→ **What is required**:
Among the lines below, count those with "description". Give the total alone.

→ **Items**:

▼▼▼

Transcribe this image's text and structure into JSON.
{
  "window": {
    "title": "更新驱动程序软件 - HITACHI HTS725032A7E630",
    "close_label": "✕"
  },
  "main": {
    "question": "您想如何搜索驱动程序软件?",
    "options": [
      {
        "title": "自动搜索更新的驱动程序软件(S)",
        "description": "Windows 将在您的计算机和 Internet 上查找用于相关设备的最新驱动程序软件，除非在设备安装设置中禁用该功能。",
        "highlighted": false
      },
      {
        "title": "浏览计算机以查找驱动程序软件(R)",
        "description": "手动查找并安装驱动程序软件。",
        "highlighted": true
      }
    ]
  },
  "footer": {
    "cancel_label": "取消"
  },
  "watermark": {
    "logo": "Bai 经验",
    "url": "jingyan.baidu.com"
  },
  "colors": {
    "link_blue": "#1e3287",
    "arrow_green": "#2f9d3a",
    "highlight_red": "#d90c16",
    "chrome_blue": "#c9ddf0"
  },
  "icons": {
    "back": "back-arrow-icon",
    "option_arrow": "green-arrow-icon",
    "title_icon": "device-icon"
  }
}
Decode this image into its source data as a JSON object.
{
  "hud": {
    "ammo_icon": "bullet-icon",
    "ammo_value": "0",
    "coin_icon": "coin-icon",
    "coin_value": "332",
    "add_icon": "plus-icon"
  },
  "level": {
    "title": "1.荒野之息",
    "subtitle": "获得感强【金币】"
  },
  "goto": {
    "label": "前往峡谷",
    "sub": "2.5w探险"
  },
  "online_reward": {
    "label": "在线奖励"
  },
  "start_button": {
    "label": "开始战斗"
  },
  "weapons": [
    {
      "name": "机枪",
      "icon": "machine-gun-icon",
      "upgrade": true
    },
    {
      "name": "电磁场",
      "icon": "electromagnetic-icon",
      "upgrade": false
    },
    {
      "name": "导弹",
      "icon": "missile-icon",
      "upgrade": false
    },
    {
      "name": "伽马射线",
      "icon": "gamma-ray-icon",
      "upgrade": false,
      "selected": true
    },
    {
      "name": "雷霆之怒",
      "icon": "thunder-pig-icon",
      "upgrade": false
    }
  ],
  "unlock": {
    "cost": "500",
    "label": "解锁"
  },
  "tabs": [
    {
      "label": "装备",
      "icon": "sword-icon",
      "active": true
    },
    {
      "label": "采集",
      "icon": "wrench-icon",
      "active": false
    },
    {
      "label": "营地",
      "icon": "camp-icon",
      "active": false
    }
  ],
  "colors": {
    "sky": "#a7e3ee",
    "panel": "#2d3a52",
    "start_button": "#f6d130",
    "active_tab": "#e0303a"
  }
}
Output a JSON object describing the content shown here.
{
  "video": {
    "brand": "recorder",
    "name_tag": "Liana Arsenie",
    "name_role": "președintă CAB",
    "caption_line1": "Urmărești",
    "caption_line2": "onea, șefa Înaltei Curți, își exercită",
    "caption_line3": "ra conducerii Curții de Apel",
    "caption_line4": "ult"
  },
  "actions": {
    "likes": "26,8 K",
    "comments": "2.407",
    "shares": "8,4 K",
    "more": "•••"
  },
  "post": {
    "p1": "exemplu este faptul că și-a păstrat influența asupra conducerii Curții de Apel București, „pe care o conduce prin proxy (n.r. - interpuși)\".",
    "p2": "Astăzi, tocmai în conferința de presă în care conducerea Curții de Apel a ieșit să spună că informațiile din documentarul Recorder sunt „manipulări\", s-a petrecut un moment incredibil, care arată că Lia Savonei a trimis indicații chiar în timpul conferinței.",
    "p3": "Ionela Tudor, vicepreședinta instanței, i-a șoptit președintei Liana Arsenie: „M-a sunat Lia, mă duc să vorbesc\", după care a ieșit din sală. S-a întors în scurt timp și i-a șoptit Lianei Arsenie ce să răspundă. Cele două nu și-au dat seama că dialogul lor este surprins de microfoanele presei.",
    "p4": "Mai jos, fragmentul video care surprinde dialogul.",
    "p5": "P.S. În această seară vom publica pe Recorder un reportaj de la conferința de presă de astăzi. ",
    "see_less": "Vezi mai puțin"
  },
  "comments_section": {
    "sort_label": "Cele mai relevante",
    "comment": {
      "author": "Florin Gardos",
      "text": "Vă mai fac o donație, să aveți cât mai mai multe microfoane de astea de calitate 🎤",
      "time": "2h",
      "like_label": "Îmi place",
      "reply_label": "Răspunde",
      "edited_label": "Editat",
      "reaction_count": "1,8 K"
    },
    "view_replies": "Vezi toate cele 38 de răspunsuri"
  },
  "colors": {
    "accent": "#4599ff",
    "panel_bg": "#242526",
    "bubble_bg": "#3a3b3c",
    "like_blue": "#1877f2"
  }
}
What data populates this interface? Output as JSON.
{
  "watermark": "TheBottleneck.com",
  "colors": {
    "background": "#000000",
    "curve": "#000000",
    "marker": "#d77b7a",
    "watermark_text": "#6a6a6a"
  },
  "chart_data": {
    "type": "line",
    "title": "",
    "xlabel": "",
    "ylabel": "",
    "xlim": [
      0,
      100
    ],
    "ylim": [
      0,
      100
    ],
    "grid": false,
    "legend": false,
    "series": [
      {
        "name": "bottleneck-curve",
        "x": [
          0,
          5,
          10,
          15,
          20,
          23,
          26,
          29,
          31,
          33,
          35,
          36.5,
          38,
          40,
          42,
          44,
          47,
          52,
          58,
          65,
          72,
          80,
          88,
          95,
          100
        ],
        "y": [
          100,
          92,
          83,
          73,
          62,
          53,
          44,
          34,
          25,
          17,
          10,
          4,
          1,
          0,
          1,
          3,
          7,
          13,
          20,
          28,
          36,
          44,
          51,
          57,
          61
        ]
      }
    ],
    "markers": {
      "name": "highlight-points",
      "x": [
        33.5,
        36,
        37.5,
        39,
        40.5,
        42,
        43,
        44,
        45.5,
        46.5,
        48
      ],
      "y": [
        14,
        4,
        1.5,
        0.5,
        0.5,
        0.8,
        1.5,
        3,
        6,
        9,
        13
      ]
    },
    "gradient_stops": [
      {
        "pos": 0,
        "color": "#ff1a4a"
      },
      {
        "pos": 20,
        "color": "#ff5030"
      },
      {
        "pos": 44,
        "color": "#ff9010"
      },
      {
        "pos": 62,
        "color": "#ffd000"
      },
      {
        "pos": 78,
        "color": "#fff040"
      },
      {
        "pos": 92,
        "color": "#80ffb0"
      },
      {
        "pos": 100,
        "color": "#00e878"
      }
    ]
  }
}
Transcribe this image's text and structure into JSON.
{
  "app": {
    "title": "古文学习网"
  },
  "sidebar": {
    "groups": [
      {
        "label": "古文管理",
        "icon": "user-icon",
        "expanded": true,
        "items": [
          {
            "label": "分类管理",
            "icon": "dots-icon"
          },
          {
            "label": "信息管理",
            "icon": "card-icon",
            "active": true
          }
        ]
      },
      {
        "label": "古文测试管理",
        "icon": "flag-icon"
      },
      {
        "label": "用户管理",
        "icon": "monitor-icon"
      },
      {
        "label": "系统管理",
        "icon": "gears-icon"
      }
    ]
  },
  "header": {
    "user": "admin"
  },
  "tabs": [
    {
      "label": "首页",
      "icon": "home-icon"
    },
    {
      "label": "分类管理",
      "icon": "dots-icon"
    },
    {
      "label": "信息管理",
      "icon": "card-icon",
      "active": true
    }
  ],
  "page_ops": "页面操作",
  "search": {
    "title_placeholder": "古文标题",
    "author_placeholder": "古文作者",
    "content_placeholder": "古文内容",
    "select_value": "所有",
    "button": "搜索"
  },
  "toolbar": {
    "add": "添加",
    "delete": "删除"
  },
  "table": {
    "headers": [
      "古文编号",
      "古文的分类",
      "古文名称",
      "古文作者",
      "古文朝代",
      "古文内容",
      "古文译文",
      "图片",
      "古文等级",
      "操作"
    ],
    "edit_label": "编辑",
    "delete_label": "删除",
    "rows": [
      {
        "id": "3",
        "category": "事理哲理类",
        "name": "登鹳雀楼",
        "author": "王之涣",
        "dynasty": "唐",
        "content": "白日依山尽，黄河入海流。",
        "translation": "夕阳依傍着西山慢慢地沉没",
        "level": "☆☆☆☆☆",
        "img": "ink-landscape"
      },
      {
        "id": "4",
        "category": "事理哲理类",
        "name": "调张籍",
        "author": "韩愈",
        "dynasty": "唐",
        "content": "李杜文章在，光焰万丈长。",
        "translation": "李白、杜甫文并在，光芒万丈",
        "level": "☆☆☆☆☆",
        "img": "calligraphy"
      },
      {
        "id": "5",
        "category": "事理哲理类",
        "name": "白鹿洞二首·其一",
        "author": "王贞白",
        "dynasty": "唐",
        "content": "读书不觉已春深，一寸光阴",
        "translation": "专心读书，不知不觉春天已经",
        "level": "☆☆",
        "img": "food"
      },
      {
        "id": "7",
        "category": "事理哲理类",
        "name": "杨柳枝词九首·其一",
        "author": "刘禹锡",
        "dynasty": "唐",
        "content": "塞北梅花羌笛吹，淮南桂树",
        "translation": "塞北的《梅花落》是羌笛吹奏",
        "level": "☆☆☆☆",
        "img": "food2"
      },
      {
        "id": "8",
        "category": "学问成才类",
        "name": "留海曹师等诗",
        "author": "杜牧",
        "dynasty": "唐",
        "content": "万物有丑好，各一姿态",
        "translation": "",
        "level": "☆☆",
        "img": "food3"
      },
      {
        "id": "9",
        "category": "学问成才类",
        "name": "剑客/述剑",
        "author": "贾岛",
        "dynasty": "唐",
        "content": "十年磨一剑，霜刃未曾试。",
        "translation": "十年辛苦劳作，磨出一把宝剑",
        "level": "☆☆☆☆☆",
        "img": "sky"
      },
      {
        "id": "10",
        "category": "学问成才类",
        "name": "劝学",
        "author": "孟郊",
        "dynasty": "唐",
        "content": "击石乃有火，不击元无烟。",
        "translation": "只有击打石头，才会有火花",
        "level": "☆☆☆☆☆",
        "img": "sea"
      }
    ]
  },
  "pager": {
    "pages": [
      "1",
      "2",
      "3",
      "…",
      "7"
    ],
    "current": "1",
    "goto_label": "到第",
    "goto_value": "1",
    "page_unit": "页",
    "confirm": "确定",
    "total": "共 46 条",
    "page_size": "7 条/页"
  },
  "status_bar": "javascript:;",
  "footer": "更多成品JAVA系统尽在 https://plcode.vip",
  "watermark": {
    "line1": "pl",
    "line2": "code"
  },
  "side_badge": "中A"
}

▲▲▲

→ **Task result**:
2